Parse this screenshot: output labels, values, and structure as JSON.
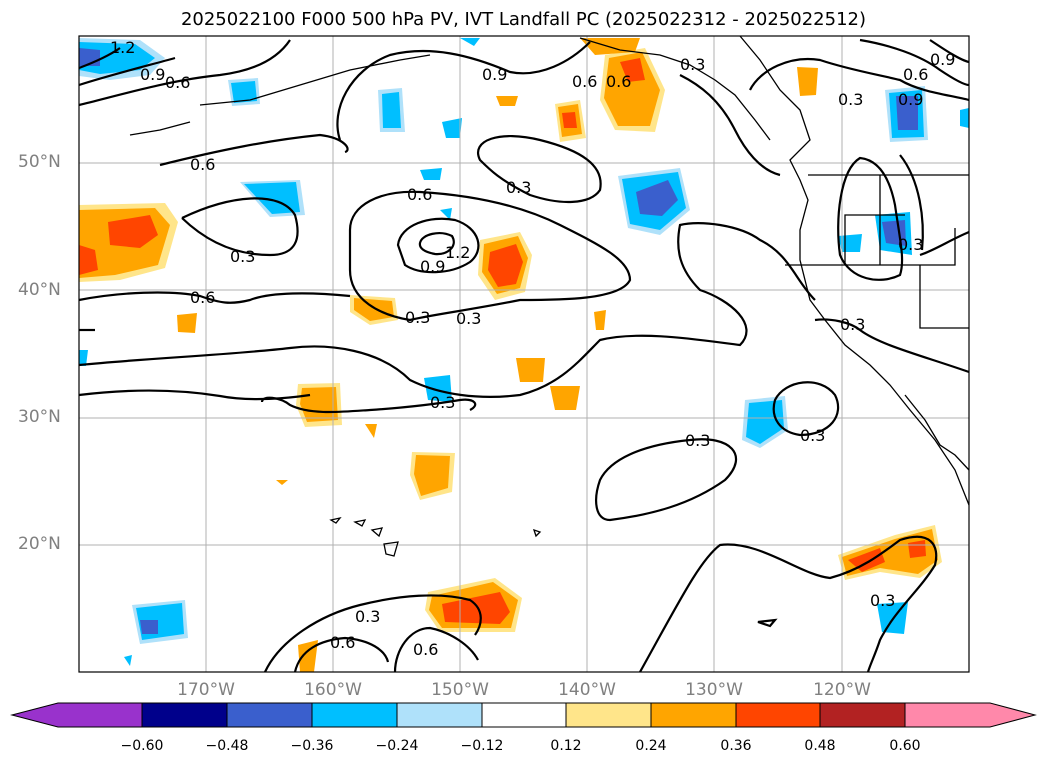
{
  "title": "2025022100 F000 500 hPa PV, IVT Landfall PC (2025022312 - 2025022512)",
  "axes": {
    "lat_labels": [
      "50°N",
      "40°N",
      "30°N",
      "20°N"
    ],
    "lon_labels": [
      "170°W",
      "160°W",
      "150°W",
      "140°W",
      "130°W",
      "120°W"
    ]
  },
  "colorbar": {
    "ticks": [
      "−0.60",
      "−0.48",
      "−0.36",
      "−0.24",
      "−0.12",
      "0.12",
      "0.24",
      "0.36",
      "0.48",
      "0.60"
    ],
    "colors": [
      "#9932cc",
      "#00008b",
      "#3a5fcd",
      "#00bfff",
      "#afe1fa",
      "#ffffff",
      "#ffe58a",
      "#ffa500",
      "#ff4500",
      "#b22222",
      "#ff88aa"
    ]
  },
  "contour_labels": [
    "1.2",
    "0.9",
    "0.6",
    "0.6",
    "0.9",
    "0.6",
    "0.3",
    "0.6",
    "0.9",
    "0.6",
    "0.3",
    "0.6",
    "0.9",
    "1.2",
    "0.3",
    "0.6",
    "0.3",
    "0.3",
    "0.3",
    "0.3",
    "0.3",
    "0.3",
    "0.3",
    "0.3",
    "0.9",
    "0.3",
    "0.3",
    "0.6",
    "0.6",
    "0.3"
  ],
  "fill_colors": {
    "light_orange": "#ffe58a",
    "orange": "#ffa500",
    "red_orange": "#ff4500",
    "light_blue": "#afe1fa",
    "blue": "#00bfff",
    "dark_blue": "#3a5fcd"
  }
}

● **Task brief**:
Copy every entry word for word, but omit the pictures.

● **Written answer**:
Parse this screenshot: output labels, values, and structure as JSON.
{
  "title": "2025022100 F000 500 hPa PV, IVT Landfall PC (2025022312 - 2025022512)",
  "axes": {
    "lat_labels": [
      "50°N",
      "40°N",
      "30°N",
      "20°N"
    ],
    "lon_labels": [
      "170°W",
      "160°W",
      "150°W",
      "140°W",
      "130°W",
      "120°W"
    ]
  },
  "colorbar": {
    "ticks": [
      "−0.60",
      "−0.48",
      "−0.36",
      "−0.24",
      "−0.12",
      "0.12",
      "0.24",
      "0.36",
      "0.48",
      "0.60"
    ],
    "colors": [
      "#9932cc",
      "#00008b",
      "#3a5fcd",
      "#00bfff",
      "#afe1fa",
      "#ffffff",
      "#ffe58a",
      "#ffa500",
      "#ff4500",
      "#b22222",
      "#ff88aa"
    ]
  },
  "contour_labels": [
    "1.2",
    "0.9",
    "0.6",
    "0.6",
    "0.9",
    "0.6",
    "0.3",
    "0.6",
    "0.9",
    "0.6",
    "0.3",
    "0.6",
    "0.9",
    "1.2",
    "0.3",
    "0.6",
    "0.3",
    "0.3",
    "0.3",
    "0.3",
    "0.3",
    "0.3",
    "0.3",
    "0.3",
    "0.9",
    "0.3",
    "0.3",
    "0.6",
    "0.6",
    "0.3"
  ],
  "fill_colors": {
    "light_orange": "#ffe58a",
    "orange": "#ffa500",
    "red_orange": "#ff4500",
    "light_blue": "#afe1fa",
    "blue": "#00bfff",
    "dark_blue": "#3a5fcd"
  }
}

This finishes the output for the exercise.